* [DATA PROVIDED]
** start **

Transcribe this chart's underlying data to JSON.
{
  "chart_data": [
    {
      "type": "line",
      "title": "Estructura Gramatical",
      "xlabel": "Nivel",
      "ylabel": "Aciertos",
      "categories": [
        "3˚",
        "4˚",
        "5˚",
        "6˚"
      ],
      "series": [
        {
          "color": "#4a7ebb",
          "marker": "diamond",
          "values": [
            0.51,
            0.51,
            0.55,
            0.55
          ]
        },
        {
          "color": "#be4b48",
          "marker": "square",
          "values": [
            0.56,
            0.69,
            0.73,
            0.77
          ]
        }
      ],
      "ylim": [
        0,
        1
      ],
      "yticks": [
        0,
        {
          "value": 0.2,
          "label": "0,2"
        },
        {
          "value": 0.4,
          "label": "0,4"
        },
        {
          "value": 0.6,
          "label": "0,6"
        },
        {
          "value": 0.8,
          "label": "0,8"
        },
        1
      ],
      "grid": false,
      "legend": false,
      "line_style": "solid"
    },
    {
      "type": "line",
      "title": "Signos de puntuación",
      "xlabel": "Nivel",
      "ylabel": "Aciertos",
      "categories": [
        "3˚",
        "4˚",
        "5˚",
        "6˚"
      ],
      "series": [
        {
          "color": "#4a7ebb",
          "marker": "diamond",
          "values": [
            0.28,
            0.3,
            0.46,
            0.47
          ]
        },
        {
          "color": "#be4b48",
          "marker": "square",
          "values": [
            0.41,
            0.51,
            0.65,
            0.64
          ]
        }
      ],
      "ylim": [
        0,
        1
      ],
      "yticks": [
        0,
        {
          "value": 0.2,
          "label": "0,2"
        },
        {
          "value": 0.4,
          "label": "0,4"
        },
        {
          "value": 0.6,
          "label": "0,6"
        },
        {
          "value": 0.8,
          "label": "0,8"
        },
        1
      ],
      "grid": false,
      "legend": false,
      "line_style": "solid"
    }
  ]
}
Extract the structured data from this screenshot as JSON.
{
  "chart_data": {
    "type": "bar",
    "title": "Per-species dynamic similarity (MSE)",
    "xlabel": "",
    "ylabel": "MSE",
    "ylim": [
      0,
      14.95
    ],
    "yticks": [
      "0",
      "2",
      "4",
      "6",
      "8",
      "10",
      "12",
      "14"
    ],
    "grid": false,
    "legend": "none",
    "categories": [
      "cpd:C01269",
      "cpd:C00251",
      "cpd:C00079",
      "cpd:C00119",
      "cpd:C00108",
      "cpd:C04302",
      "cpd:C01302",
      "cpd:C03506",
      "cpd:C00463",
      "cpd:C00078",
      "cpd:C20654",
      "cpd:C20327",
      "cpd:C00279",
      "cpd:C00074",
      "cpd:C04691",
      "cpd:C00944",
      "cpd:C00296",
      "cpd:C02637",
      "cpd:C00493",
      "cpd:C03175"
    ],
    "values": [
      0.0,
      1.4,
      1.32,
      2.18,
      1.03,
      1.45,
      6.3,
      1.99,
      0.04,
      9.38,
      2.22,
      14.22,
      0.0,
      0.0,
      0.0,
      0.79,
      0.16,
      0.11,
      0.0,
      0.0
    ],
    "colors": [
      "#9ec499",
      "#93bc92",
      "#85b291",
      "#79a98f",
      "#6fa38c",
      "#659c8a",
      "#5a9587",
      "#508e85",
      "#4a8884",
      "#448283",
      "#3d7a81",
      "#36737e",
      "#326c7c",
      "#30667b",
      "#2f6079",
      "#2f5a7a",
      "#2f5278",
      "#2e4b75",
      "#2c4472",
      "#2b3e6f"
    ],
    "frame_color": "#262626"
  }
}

** end **

* [YOUR GOAL]
Using the listing above, pull out all lines that hold the word "title".

* [RESPONSE TO THIS TASK]
      "title": "Estructura Gramatical",
      "title": "Signos de puntuación",
    "title": "Per-species dynamic similarity (MSE)",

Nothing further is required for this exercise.